• _Written instruction_
Each record below should be output verbatim, without pictures.

--- BEGIN Recorded data ---

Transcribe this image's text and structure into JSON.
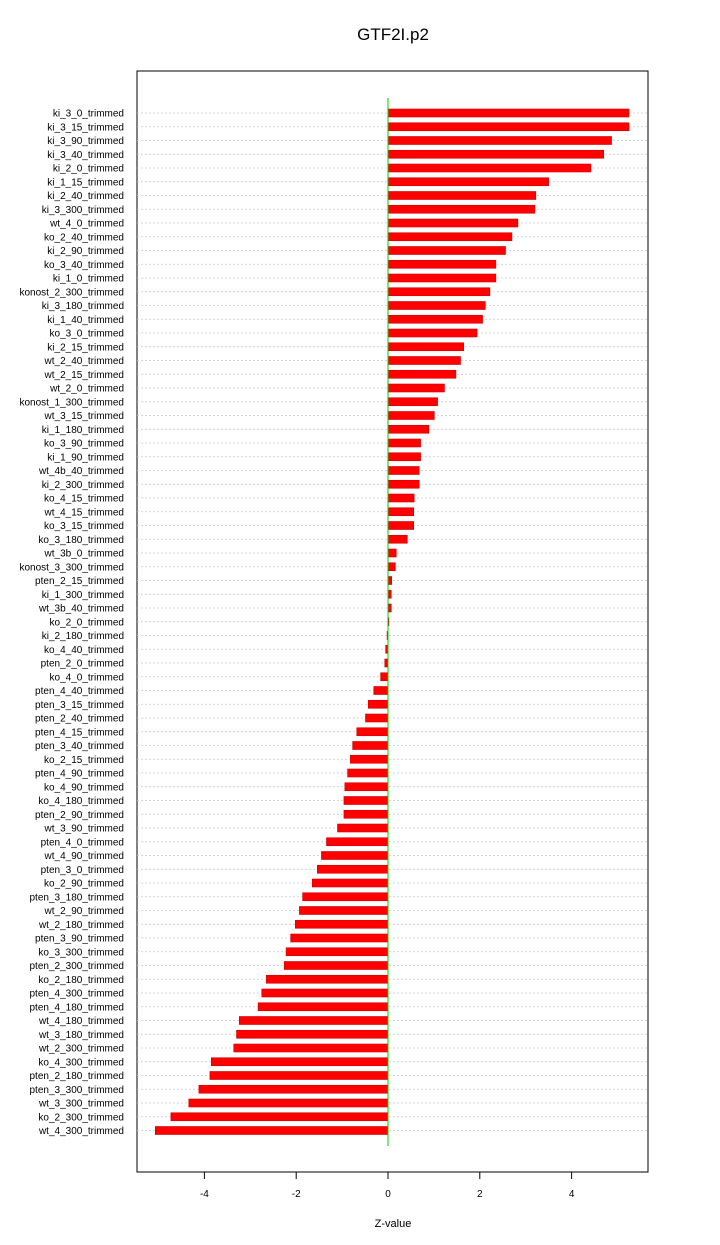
{
  "chart_data": {
    "type": "bar",
    "orientation": "horizontal",
    "title": "GTF2I.p2",
    "xlabel": "Z-value",
    "ylabel": "",
    "xlim": [
      -5.5,
      5.7
    ],
    "xticks": [
      -4,
      -2,
      0,
      2,
      4
    ],
    "grid": true,
    "zero_line": true,
    "colors": {
      "bar": "#ff0000",
      "bar_dark": "#cc0000",
      "zero_line": "#00cc00",
      "grid": "#c8c8c8",
      "frame": "#000000"
    },
    "categories": [
      "ki_3_0_trimmed",
      "ki_3_15_trimmed",
      "ki_3_90_trimmed",
      "ki_3_40_trimmed",
      "ki_2_0_trimmed",
      "ki_1_15_trimmed",
      "ki_2_40_trimmed",
      "ki_3_300_trimmed",
      "wt_4_0_trimmed",
      "ko_2_40_trimmed",
      "ki_2_90_trimmed",
      "ko_3_40_trimmed",
      "ki_1_0_trimmed",
      "konost_2_300_trimmed",
      "ki_3_180_trimmed",
      "ki_1_40_trimmed",
      "ko_3_0_trimmed",
      "ki_2_15_trimmed",
      "wt_2_40_trimmed",
      "wt_2_15_trimmed",
      "wt_2_0_trimmed",
      "konost_1_300_trimmed",
      "wt_3_15_trimmed",
      "ki_1_180_trimmed",
      "ko_3_90_trimmed",
      "ki_1_90_trimmed",
      "wt_4b_40_trimmed",
      "ki_2_300_trimmed",
      "ko_4_15_trimmed",
      "wt_4_15_trimmed",
      "ko_3_15_trimmed",
      "ko_3_180_trimmed",
      "wt_3b_0_trimmed",
      "konost_3_300_trimmed",
      "pten_2_15_trimmed",
      "ki_1_300_trimmed",
      "wt_3b_40_trimmed",
      "ko_2_0_trimmed",
      "ki_2_180_trimmed",
      "ko_4_40_trimmed",
      "pten_2_0_trimmed",
      "ko_4_0_trimmed",
      "pten_4_40_trimmed",
      "pten_3_15_trimmed",
      "pten_2_40_trimmed",
      "pten_4_15_trimmed",
      "pten_3_40_trimmed",
      "ko_2_15_trimmed",
      "pten_4_90_trimmed",
      "ko_4_90_trimmed",
      "ko_4_180_trimmed",
      "pten_2_90_trimmed",
      "wt_3_90_trimmed",
      "pten_4_0_trimmed",
      "wt_4_90_trimmed",
      "pten_3_0_trimmed",
      "ko_2_90_trimmed",
      "pten_3_180_trimmed",
      "wt_2_90_trimmed",
      "wt_2_180_trimmed",
      "pten_3_90_trimmed",
      "ko_3_300_trimmed",
      "pten_2_300_trimmed",
      "ko_2_180_trimmed",
      "pten_4_300_trimmed",
      "pten_4_180_trimmed",
      "wt_4_180_trimmed",
      "wt_3_180_trimmed",
      "wt_2_300_trimmed",
      "ko_4_300_trimmed",
      "pten_2_180_trimmed",
      "pten_3_300_trimmed",
      "wt_3_300_trimmed",
      "ko_2_300_trimmed",
      "wt_4_300_trimmed"
    ],
    "values": [
      5.25,
      5.25,
      4.87,
      4.7,
      4.42,
      3.5,
      3.22,
      3.2,
      2.83,
      2.7,
      2.56,
      2.35,
      2.35,
      2.22,
      2.12,
      2.06,
      1.94,
      1.65,
      1.58,
      1.48,
      1.23,
      1.08,
      1.01,
      0.89,
      0.71,
      0.71,
      0.68,
      0.68,
      0.57,
      0.56,
      0.56,
      0.42,
      0.18,
      0.16,
      0.08,
      0.07,
      0.07,
      0.02,
      -0.02,
      -0.05,
      -0.07,
      -0.16,
      -0.31,
      -0.43,
      -0.49,
      -0.68,
      -0.77,
      -0.82,
      -0.88,
      -0.94,
      -0.96,
      -0.96,
      -1.1,
      -1.34,
      -1.45,
      -1.54,
      -1.65,
      -1.86,
      -1.93,
      -2.02,
      -2.12,
      -2.22,
      -2.26,
      -2.65,
      -2.75,
      -2.83,
      -3.24,
      -3.3,
      -3.36,
      -3.85,
      -3.88,
      -4.12,
      -4.34,
      -4.73,
      -5.07
    ]
  }
}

--- END Recorded data ---

• _Output_
Transcribe this image's text and structure into JSON.
{
  "chart_data": {
    "type": "bar",
    "orientation": "horizontal",
    "title": "GTF2I.p2",
    "xlabel": "Z-value",
    "ylabel": "",
    "xlim": [
      -5.5,
      5.7
    ],
    "xticks": [
      -4,
      -2,
      0,
      2,
      4
    ],
    "grid": true,
    "zero_line": true,
    "colors": {
      "bar": "#ff0000",
      "bar_dark": "#cc0000",
      "zero_line": "#00cc00",
      "grid": "#c8c8c8",
      "frame": "#000000"
    },
    "categories": [
      "ki_3_0_trimmed",
      "ki_3_15_trimmed",
      "ki_3_90_trimmed",
      "ki_3_40_trimmed",
      "ki_2_0_trimmed",
      "ki_1_15_trimmed",
      "ki_2_40_trimmed",
      "ki_3_300_trimmed",
      "wt_4_0_trimmed",
      "ko_2_40_trimmed",
      "ki_2_90_trimmed",
      "ko_3_40_trimmed",
      "ki_1_0_trimmed",
      "konost_2_300_trimmed",
      "ki_3_180_trimmed",
      "ki_1_40_trimmed",
      "ko_3_0_trimmed",
      "ki_2_15_trimmed",
      "wt_2_40_trimmed",
      "wt_2_15_trimmed",
      "wt_2_0_trimmed",
      "konost_1_300_trimmed",
      "wt_3_15_trimmed",
      "ki_1_180_trimmed",
      "ko_3_90_trimmed",
      "ki_1_90_trimmed",
      "wt_4b_40_trimmed",
      "ki_2_300_trimmed",
      "ko_4_15_trimmed",
      "wt_4_15_trimmed",
      "ko_3_15_trimmed",
      "ko_3_180_trimmed",
      "wt_3b_0_trimmed",
      "konost_3_300_trimmed",
      "pten_2_15_trimmed",
      "ki_1_300_trimmed",
      "wt_3b_40_trimmed",
      "ko_2_0_trimmed",
      "ki_2_180_trimmed",
      "ko_4_40_trimmed",
      "pten_2_0_trimmed",
      "ko_4_0_trimmed",
      "pten_4_40_trimmed",
      "pten_3_15_trimmed",
      "pten_2_40_trimmed",
      "pten_4_15_trimmed",
      "pten_3_40_trimmed",
      "ko_2_15_trimmed",
      "pten_4_90_trimmed",
      "ko_4_90_trimmed",
      "ko_4_180_trimmed",
      "pten_2_90_trimmed",
      "wt_3_90_trimmed",
      "pten_4_0_trimmed",
      "wt_4_90_trimmed",
      "pten_3_0_trimmed",
      "ko_2_90_trimmed",
      "pten_3_180_trimmed",
      "wt_2_90_trimmed",
      "wt_2_180_trimmed",
      "pten_3_90_trimmed",
      "ko_3_300_trimmed",
      "pten_2_300_trimmed",
      "ko_2_180_trimmed",
      "pten_4_300_trimmed",
      "pten_4_180_trimmed",
      "wt_4_180_trimmed",
      "wt_3_180_trimmed",
      "wt_2_300_trimmed",
      "ko_4_300_trimmed",
      "pten_2_180_trimmed",
      "pten_3_300_trimmed",
      "wt_3_300_trimmed",
      "ko_2_300_trimmed",
      "wt_4_300_trimmed"
    ],
    "values": [
      5.25,
      5.25,
      4.87,
      4.7,
      4.42,
      3.5,
      3.22,
      3.2,
      2.83,
      2.7,
      2.56,
      2.35,
      2.35,
      2.22,
      2.12,
      2.06,
      1.94,
      1.65,
      1.58,
      1.48,
      1.23,
      1.08,
      1.01,
      0.89,
      0.71,
      0.71,
      0.68,
      0.68,
      0.57,
      0.56,
      0.56,
      0.42,
      0.18,
      0.16,
      0.08,
      0.07,
      0.07,
      0.02,
      -0.02,
      -0.05,
      -0.07,
      -0.16,
      -0.31,
      -0.43,
      -0.49,
      -0.68,
      -0.77,
      -0.82,
      -0.88,
      -0.94,
      -0.96,
      -0.96,
      -1.1,
      -1.34,
      -1.45,
      -1.54,
      -1.65,
      -1.86,
      -1.93,
      -2.02,
      -2.12,
      -2.22,
      -2.26,
      -2.65,
      -2.75,
      -2.83,
      -3.24,
      -3.3,
      -3.36,
      -3.85,
      -3.88,
      -4.12,
      -4.34,
      -4.73,
      -5.07
    ]
  }
}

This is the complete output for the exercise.